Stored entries
^^^^

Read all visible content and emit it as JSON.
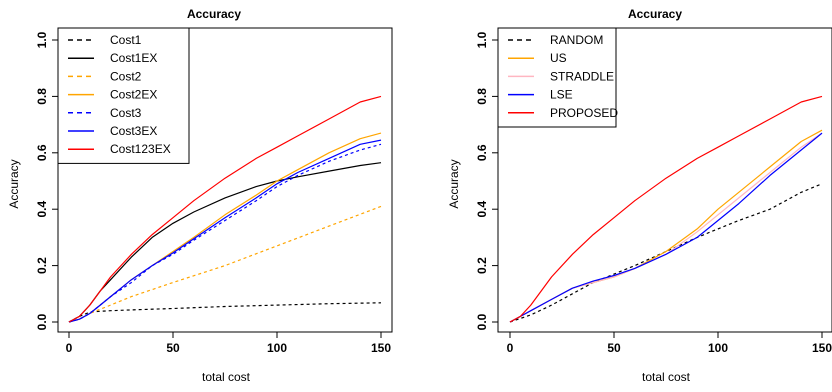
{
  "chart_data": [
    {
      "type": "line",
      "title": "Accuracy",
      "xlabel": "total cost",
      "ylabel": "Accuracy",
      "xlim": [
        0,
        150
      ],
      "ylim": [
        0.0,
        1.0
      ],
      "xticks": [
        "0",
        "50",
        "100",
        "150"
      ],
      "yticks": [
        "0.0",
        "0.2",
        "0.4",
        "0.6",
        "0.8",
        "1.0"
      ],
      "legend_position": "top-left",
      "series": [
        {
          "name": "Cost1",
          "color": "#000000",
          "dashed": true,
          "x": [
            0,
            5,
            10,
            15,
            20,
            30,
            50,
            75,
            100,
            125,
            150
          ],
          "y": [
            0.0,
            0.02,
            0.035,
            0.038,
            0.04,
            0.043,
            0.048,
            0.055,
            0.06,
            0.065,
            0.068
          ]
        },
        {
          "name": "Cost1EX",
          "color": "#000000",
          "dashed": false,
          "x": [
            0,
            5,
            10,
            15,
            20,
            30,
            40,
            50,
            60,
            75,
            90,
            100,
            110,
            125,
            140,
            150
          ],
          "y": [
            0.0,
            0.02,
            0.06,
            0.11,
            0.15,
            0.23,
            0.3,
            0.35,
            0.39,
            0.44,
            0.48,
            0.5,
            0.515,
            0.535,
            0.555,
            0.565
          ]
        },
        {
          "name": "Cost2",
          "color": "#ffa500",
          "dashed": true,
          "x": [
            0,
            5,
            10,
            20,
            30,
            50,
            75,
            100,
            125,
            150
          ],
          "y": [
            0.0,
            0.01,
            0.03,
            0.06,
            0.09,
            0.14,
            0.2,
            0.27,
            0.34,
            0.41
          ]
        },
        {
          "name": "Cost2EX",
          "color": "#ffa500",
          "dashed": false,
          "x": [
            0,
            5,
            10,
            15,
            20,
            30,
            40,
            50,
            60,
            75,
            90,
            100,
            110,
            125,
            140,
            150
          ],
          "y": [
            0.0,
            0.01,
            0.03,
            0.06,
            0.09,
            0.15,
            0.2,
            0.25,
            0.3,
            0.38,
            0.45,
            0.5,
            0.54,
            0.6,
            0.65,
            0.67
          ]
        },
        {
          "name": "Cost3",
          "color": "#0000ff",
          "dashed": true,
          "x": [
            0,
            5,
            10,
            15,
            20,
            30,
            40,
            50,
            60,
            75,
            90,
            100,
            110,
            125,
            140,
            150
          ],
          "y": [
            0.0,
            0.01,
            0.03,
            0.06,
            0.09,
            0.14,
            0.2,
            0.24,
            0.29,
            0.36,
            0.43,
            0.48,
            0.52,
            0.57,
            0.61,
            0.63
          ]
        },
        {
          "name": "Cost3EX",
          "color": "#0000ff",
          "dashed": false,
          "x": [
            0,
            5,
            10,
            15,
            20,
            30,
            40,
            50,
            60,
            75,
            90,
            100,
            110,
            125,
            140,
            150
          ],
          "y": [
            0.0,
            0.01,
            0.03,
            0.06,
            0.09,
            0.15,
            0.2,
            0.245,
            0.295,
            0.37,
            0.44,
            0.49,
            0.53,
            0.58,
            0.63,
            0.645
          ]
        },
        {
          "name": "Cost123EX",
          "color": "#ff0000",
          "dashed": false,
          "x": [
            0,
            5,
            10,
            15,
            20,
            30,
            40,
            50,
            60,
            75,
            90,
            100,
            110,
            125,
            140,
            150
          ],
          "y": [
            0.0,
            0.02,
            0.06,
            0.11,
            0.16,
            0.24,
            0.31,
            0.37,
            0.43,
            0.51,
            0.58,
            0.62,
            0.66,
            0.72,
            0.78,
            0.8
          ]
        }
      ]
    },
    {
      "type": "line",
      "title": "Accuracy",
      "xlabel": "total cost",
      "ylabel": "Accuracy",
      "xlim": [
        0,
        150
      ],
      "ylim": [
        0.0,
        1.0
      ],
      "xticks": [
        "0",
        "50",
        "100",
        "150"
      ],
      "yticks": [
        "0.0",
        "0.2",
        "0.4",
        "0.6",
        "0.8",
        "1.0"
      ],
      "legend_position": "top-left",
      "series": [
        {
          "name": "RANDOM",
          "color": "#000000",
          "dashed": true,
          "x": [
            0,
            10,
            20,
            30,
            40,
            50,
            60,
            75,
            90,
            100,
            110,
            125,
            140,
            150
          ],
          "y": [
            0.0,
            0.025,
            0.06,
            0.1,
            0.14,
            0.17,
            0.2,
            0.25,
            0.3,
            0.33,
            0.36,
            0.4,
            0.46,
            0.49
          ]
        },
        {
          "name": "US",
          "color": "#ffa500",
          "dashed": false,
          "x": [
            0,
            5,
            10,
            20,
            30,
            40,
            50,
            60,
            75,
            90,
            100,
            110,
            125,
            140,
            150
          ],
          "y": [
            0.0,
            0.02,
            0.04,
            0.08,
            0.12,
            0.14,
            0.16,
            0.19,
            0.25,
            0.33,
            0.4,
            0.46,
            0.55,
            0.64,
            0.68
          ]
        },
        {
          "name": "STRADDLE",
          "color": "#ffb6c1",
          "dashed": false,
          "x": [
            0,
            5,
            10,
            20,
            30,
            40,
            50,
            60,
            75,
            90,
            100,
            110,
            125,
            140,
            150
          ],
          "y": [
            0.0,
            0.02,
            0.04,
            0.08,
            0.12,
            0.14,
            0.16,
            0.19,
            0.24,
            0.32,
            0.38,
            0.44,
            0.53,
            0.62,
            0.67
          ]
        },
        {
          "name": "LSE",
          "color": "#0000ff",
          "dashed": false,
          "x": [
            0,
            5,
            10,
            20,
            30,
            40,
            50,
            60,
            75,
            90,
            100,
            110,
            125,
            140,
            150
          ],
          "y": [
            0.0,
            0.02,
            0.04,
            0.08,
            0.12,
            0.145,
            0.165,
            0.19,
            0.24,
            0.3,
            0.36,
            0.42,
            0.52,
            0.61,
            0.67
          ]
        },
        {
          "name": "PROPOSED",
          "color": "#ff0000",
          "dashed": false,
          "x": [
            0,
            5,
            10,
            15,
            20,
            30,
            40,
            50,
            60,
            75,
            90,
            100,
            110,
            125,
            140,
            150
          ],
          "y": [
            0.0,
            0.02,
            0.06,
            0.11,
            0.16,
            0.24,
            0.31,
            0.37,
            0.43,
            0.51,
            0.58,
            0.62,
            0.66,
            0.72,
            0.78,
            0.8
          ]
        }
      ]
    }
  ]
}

^^^^

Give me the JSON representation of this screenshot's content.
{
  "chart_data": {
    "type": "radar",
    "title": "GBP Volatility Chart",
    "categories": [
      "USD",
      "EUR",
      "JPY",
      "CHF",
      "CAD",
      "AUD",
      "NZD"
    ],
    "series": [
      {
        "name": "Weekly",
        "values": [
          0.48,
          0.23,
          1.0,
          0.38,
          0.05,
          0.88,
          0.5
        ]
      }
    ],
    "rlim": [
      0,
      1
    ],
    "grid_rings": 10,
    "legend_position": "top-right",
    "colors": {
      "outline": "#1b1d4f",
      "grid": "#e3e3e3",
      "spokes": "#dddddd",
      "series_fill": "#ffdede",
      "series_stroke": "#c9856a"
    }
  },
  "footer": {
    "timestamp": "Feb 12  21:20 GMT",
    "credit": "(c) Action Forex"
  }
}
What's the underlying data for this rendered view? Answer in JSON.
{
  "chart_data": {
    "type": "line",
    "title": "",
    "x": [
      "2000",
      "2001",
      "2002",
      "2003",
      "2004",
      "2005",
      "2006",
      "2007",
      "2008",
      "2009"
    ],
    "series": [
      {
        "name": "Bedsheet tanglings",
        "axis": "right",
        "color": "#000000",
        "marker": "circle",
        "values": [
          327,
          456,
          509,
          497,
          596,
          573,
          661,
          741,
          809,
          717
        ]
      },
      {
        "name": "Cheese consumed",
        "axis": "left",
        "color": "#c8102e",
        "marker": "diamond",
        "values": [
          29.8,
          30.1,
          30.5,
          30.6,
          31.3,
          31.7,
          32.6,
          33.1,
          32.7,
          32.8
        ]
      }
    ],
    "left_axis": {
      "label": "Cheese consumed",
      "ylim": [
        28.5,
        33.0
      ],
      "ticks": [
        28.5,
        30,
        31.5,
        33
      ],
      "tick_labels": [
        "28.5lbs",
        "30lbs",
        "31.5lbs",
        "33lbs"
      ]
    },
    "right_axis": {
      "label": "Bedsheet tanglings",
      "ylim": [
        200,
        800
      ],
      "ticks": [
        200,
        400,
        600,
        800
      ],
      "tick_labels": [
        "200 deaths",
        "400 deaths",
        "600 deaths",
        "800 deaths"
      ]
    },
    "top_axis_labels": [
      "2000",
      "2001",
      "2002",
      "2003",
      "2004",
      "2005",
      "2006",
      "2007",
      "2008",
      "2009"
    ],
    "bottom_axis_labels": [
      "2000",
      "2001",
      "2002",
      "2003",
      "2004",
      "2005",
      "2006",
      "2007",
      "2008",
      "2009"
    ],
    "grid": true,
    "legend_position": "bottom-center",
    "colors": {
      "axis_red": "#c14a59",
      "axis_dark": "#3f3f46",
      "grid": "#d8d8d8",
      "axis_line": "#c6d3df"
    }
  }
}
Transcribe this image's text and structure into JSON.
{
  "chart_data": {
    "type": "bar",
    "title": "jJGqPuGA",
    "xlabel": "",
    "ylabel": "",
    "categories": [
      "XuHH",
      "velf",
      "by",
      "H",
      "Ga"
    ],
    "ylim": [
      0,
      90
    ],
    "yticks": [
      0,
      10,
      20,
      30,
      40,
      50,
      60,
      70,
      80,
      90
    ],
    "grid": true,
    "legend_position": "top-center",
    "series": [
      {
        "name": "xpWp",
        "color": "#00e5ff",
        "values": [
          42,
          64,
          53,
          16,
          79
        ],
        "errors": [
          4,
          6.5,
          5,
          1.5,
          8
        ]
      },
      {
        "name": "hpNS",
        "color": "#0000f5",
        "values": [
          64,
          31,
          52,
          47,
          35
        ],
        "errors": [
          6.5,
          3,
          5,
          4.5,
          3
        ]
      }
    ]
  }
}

^^^^

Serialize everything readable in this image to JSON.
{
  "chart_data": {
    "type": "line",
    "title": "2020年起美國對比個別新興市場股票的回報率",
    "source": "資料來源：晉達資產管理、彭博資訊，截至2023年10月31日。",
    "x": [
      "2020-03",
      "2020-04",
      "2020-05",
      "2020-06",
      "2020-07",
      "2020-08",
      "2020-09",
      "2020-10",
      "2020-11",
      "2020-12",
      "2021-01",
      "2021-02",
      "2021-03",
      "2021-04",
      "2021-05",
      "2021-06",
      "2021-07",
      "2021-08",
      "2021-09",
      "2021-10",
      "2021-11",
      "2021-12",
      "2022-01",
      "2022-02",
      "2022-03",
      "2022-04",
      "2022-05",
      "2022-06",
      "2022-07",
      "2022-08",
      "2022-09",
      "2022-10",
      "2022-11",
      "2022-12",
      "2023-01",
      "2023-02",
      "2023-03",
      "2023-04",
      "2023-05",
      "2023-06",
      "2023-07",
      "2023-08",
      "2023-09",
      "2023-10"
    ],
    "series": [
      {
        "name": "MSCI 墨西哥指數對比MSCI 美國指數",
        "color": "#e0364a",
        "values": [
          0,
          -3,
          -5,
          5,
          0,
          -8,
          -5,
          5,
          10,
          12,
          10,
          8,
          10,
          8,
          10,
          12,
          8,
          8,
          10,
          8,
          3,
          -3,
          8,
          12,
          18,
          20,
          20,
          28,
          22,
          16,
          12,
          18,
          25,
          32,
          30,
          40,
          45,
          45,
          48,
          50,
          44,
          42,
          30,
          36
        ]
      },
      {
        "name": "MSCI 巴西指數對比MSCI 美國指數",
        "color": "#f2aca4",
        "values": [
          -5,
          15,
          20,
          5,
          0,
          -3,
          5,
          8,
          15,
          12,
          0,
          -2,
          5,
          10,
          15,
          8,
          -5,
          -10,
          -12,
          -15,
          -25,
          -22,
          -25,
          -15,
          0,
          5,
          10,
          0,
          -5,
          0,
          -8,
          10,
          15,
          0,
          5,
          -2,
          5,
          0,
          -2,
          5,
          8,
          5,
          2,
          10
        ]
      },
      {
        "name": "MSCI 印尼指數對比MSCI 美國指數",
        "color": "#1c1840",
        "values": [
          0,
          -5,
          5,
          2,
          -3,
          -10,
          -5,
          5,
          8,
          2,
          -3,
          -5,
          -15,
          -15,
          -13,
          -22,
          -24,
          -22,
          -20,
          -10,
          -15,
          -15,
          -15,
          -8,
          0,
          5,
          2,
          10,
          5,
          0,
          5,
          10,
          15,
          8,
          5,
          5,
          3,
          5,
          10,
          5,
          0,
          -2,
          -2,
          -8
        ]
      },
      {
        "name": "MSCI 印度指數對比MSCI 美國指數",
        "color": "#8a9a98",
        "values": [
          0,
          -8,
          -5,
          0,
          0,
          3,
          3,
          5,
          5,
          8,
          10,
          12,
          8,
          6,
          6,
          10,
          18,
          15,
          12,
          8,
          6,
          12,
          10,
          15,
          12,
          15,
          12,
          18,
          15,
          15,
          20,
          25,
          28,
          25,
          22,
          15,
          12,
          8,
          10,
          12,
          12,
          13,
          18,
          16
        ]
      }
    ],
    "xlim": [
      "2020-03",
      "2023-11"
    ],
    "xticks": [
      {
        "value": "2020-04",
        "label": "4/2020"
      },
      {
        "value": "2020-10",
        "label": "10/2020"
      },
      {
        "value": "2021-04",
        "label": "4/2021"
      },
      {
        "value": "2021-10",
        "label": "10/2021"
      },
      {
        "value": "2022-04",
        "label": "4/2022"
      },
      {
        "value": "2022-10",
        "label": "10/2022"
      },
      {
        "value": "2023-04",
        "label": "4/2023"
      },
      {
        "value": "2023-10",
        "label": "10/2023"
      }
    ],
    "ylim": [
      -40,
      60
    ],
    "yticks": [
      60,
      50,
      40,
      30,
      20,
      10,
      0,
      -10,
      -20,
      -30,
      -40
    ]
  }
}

^^^^

AIM OF THE TASK:
Copy every line of the listing where the word "tanglings" appears.

TASK RESPONSE:
        "name": "Bedsheet tanglings",
      "label": "Bedsheet tanglings",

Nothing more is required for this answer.